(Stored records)
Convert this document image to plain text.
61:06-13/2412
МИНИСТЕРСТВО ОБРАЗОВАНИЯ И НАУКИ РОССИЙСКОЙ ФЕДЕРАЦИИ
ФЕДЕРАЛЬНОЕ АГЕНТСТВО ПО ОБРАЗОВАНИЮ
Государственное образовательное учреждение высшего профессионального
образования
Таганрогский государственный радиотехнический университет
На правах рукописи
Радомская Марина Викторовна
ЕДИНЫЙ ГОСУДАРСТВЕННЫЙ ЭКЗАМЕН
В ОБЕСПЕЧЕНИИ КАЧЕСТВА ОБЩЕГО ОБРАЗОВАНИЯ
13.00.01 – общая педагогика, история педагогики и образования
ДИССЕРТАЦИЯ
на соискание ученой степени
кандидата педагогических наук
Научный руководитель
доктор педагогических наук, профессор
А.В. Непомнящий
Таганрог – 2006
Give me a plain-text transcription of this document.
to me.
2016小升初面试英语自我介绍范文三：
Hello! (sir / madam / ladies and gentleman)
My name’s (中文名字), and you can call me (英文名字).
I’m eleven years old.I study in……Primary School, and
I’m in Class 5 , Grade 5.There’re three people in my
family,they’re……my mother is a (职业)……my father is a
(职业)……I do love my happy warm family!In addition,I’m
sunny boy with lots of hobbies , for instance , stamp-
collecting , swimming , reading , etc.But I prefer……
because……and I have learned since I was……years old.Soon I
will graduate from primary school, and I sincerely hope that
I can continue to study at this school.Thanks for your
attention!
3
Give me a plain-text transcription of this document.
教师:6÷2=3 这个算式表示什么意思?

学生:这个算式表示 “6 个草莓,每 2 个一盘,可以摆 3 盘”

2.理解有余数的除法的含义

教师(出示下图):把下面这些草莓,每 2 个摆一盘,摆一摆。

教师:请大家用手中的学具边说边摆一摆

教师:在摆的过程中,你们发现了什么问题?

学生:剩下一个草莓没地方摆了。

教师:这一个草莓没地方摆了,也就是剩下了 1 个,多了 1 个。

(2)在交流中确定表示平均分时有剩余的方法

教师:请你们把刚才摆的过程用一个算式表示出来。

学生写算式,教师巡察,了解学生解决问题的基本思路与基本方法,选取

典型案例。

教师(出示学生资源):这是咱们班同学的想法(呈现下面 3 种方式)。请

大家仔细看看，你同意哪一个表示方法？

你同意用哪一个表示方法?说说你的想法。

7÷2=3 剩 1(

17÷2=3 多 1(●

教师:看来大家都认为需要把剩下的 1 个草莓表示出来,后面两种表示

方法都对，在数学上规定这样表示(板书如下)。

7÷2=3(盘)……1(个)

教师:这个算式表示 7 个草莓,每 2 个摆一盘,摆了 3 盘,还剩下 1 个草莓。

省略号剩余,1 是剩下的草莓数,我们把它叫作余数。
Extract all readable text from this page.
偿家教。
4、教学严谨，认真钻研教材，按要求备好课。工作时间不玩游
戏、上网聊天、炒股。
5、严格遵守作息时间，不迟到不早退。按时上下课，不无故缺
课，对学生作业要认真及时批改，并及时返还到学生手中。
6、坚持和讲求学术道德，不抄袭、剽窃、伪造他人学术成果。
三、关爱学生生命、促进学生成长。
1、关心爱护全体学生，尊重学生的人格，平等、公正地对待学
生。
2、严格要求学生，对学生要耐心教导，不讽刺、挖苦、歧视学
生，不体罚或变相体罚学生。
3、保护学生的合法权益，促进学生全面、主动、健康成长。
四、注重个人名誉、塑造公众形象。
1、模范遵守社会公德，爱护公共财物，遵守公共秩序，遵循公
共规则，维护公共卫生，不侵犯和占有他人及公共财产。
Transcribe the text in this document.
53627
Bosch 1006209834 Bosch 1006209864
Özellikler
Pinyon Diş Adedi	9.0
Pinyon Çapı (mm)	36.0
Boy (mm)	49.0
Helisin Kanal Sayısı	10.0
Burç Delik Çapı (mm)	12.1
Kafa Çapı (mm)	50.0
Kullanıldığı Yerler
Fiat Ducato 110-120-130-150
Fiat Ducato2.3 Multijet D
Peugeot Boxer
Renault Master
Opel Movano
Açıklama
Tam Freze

### AIM:
Out of the preceding entries, pull every line containing the string "family".

### TASK ANSWER:
family,they’re……my mother is a (职业)……my father is a
(职业)……I do love my happy warm family!In addition,I’m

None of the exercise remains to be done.